**Exercise description:** Write out all entries word for word.

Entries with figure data
------------------------------------------------------------

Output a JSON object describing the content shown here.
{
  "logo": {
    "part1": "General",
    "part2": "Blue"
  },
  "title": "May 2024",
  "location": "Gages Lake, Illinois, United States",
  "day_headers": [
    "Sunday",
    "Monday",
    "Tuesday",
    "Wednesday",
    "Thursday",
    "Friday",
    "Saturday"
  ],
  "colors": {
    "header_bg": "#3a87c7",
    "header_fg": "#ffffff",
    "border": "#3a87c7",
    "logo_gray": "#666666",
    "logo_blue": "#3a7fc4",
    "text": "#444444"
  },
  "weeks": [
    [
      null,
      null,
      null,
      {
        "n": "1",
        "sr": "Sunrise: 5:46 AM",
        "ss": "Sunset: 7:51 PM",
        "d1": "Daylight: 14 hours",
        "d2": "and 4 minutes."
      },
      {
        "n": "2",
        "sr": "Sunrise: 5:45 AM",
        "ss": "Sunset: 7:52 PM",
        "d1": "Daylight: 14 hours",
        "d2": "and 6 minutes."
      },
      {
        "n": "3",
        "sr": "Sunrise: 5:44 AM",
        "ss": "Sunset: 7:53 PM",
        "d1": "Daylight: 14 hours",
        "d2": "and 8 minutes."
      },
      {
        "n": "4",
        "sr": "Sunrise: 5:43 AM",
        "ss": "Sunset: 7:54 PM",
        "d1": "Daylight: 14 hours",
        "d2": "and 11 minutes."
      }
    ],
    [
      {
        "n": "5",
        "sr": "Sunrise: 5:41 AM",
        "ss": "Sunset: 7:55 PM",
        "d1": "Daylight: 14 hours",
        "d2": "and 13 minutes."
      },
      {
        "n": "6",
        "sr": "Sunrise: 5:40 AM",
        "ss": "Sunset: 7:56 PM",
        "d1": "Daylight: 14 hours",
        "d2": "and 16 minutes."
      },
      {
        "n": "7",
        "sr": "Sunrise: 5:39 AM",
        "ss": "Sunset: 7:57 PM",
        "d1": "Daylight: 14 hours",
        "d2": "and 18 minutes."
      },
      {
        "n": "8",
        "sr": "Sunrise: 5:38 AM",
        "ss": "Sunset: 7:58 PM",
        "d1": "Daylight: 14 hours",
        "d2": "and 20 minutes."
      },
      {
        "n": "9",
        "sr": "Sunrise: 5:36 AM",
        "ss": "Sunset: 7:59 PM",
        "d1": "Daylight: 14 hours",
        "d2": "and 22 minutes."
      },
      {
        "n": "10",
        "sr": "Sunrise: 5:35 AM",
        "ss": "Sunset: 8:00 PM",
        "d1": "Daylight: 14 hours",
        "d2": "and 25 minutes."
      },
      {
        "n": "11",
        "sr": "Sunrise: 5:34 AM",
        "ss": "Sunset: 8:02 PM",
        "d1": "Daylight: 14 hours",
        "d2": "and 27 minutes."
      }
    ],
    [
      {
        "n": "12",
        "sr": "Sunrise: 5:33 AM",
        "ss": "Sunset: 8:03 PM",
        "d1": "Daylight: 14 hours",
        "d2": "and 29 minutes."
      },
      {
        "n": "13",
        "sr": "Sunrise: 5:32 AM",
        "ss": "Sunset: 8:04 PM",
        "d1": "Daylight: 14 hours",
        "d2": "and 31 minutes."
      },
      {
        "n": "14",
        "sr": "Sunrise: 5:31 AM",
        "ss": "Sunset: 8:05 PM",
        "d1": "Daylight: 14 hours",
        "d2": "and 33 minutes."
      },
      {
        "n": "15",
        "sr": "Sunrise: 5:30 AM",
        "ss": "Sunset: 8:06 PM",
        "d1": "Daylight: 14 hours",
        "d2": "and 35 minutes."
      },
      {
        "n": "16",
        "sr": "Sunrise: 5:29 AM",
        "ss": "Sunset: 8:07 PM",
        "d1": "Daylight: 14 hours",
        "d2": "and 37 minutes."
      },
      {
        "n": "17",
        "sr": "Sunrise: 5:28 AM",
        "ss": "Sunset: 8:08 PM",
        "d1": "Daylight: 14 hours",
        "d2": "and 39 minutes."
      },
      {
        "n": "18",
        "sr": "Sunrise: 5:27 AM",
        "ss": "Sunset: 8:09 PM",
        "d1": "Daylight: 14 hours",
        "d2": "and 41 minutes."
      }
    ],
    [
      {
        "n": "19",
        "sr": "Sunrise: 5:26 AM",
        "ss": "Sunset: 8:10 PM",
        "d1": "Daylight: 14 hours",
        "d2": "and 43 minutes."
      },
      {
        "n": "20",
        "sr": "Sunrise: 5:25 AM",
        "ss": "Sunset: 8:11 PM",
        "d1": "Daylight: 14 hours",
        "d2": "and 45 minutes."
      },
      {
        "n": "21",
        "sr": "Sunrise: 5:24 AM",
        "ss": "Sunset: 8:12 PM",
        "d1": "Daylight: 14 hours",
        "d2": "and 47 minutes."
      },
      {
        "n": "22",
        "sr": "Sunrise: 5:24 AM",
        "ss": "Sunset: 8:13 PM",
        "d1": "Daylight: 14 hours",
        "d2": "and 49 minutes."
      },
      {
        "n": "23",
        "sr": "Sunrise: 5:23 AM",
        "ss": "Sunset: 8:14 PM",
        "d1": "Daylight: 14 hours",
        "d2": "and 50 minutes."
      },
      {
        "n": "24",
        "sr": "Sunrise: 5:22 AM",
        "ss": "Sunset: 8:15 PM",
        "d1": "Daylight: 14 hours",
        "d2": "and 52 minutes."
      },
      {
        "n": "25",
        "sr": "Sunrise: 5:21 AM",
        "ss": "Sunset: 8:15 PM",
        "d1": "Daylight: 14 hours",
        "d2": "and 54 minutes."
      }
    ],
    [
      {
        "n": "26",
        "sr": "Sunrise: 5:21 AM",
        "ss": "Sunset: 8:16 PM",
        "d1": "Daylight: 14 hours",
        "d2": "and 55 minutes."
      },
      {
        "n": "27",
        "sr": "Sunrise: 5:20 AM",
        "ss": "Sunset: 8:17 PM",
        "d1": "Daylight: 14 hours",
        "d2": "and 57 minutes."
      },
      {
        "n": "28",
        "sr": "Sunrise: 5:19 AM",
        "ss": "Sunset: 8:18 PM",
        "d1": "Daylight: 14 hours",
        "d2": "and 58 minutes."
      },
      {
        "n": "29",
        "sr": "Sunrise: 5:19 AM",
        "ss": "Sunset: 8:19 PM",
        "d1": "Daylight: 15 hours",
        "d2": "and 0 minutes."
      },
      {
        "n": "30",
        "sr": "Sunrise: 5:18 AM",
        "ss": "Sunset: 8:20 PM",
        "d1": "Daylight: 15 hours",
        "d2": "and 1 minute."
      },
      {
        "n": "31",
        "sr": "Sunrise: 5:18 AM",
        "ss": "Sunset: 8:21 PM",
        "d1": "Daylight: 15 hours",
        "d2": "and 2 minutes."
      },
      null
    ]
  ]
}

------------------------------------------------------------

**Output for this exercise:**
Output a JSON object describing the content shown here.
{
  "logo": {
    "part1": "General",
    "part2": "Blue"
  },
  "title": "May 2024",
  "location": "Gages Lake, Illinois, United States",
  "day_headers": [
    "Sunday",
    "Monday",
    "Tuesday",
    "Wednesday",
    "Thursday",
    "Friday",
    "Saturday"
  ],
  "colors": {
    "header_bg": "#3a87c7",
    "header_fg": "#ffffff",
    "border": "#3a87c7",
    "logo_gray": "#666666",
    "logo_blue": "#3a7fc4",
    "text": "#444444"
  },
  "weeks": [
    [
      null,
      null,
      null,
      {
        "n": "1",
        "sr": "Sunrise: 5:46 AM",
        "ss": "Sunset: 7:51 PM",
        "d1": "Daylight: 14 hours",
        "d2": "and 4 minutes."
      },
      {
        "n": "2",
        "sr": "Sunrise: 5:45 AM",
        "ss": "Sunset: 7:52 PM",
        "d1": "Daylight: 14 hours",
        "d2": "and 6 minutes."
      },
      {
        "n": "3",
        "sr": "Sunrise: 5:44 AM",
        "ss": "Sunset: 7:53 PM",
        "d1": "Daylight: 14 hours",
        "d2": "and 8 minutes."
      },
      {
        "n": "4",
        "sr": "Sunrise: 5:43 AM",
        "ss": "Sunset: 7:54 PM",
        "d1": "Daylight: 14 hours",
        "d2": "and 11 minutes."
      }
    ],
    [
      {
        "n": "5",
        "sr": "Sunrise: 5:41 AM",
        "ss": "Sunset: 7:55 PM",
        "d1": "Daylight: 14 hours",
        "d2": "and 13 minutes."
      },
      {
        "n": "6",
        "sr": "Sunrise: 5:40 AM",
        "ss": "Sunset: 7:56 PM",
        "d1": "Daylight: 14 hours",
        "d2": "and 16 minutes."
      },
      {
        "n": "7",
        "sr": "Sunrise: 5:39 AM",
        "ss": "Sunset: 7:57 PM",
        "d1": "Daylight: 14 hours",
        "d2": "and 18 minutes."
      },
      {
        "n": "8",
        "sr": "Sunrise: 5:38 AM",
        "ss": "Sunset: 7:58 PM",
        "d1": "Daylight: 14 hours",
        "d2": "and 20 minutes."
      },
      {
        "n": "9",
        "sr": "Sunrise: 5:36 AM",
        "ss": "Sunset: 7:59 PM",
        "d1": "Daylight: 14 hours",
        "d2": "and 22 minutes."
      },
      {
        "n": "10",
        "sr": "Sunrise: 5:35 AM",
        "ss": "Sunset: 8:00 PM",
        "d1": "Daylight: 14 hours",
        "d2": "and 25 minutes."
      },
      {
        "n": "11",
        "sr": "Sunrise: 5:34 AM",
        "ss": "Sunset: 8:02 PM",
        "d1": "Daylight: 14 hours",
        "d2": "and 27 minutes."
      }
    ],
    [
      {
        "n": "12",
        "sr": "Sunrise: 5:33 AM",
        "ss": "Sunset: 8:03 PM",
        "d1": "Daylight: 14 hours",
        "d2": "and 29 minutes."
      },
      {
        "n": "13",
        "sr": "Sunrise: 5:32 AM",
        "ss": "Sunset: 8:04 PM",
        "d1": "Daylight: 14 hours",
        "d2": "and 31 minutes."
      },
      {
        "n": "14",
        "sr": "Sunrise: 5:31 AM",
        "ss": "Sunset: 8:05 PM",
        "d1": "Daylight: 14 hours",
        "d2": "and 33 minutes."
      },
      {
        "n": "15",
        "sr": "Sunrise: 5:30 AM",
        "ss": "Sunset: 8:06 PM",
        "d1": "Daylight: 14 hours",
        "d2": "and 35 minutes."
      },
      {
        "n": "16",
        "sr": "Sunrise: 5:29 AM",
        "ss": "Sunset: 8:07 PM",
        "d1": "Daylight: 14 hours",
        "d2": "and 37 minutes."
      },
      {
        "n": "17",
        "sr": "Sunrise: 5:28 AM",
        "ss": "Sunset: 8:08 PM",
        "d1": "Daylight: 14 hours",
        "d2": "and 39 minutes."
      },
      {
        "n": "18",
        "sr": "Sunrise: 5:27 AM",
        "ss": "Sunset: 8:09 PM",
        "d1": "Daylight: 14 hours",
        "d2": "and 41 minutes."
      }
    ],
    [
      {
        "n": "19",
        "sr": "Sunrise: 5:26 AM",
        "ss": "Sunset: 8:10 PM",
        "d1": "Daylight: 14 hours",
        "d2": "and 43 minutes."
      },
      {
        "n": "20",
        "sr": "Sunrise: 5:25 AM",
        "ss": "Sunset: 8:11 PM",
        "d1": "Daylight: 14 hours",
        "d2": "and 45 minutes."
      },
      {
        "n": "21",
        "sr": "Sunrise: 5:24 AM",
        "ss": "Sunset: 8:12 PM",
        "d1": "Daylight: 14 hours",
        "d2": "and 47 minutes."
      },
      {
        "n": "22",
        "sr": "Sunrise: 5:24 AM",
        "ss": "Sunset: 8:13 PM",
        "d1": "Daylight: 14 hours",
        "d2": "and 49 minutes."
      },
      {
        "n": "23",
        "sr": "Sunrise: 5:23 AM",
        "ss": "Sunset: 8:14 PM",
        "d1": "Daylight: 14 hours",
        "d2": "and 50 minutes."
      },
      {
        "n": "24",
        "sr": "Sunrise: 5:22 AM",
        "ss": "Sunset: 8:15 PM",
        "d1": "Daylight: 14 hours",
        "d2": "and 52 minutes."
      },
      {
        "n": "25",
        "sr": "Sunrise: 5:21 AM",
        "ss": "Sunset: 8:15 PM",
        "d1": "Daylight: 14 hours",
        "d2": "and 54 minutes."
      }
    ],
    [
      {
        "n": "26",
        "sr": "Sunrise: 5:21 AM",
        "ss": "Sunset: 8:16 PM",
        "d1": "Daylight: 14 hours",
        "d2": "and 55 minutes."
      },
      {
        "n": "27",
        "sr": "Sunrise: 5:20 AM",
        "ss": "Sunset: 8:17 PM",
        "d1": "Daylight: 14 hours",
        "d2": "and 57 minutes."
      },
      {
        "n": "28",
        "sr": "Sunrise: 5:19 AM",
        "ss": "Sunset: 8:18 PM",
        "d1": "Daylight: 14 hours",
        "d2": "and 58 minutes."
      },
      {
        "n": "29",
        "sr": "Sunrise: 5:19 AM",
        "ss": "Sunset: 8:19 PM",
        "d1": "Daylight: 15 hours",
        "d2": "and 0 minutes."
      },
      {
        "n": "30",
        "sr": "Sunrise: 5:18 AM",
        "ss": "Sunset: 8:20 PM",
        "d1": "Daylight: 15 hours",
        "d2": "and 1 minute."
      },
      {
        "n": "31",
        "sr": "Sunrise: 5:18 AM",
        "ss": "Sunset: 8:21 PM",
        "d1": "Daylight: 15 hours",
        "d2": "and 2 minutes."
      },
      null
    ]
  ]
}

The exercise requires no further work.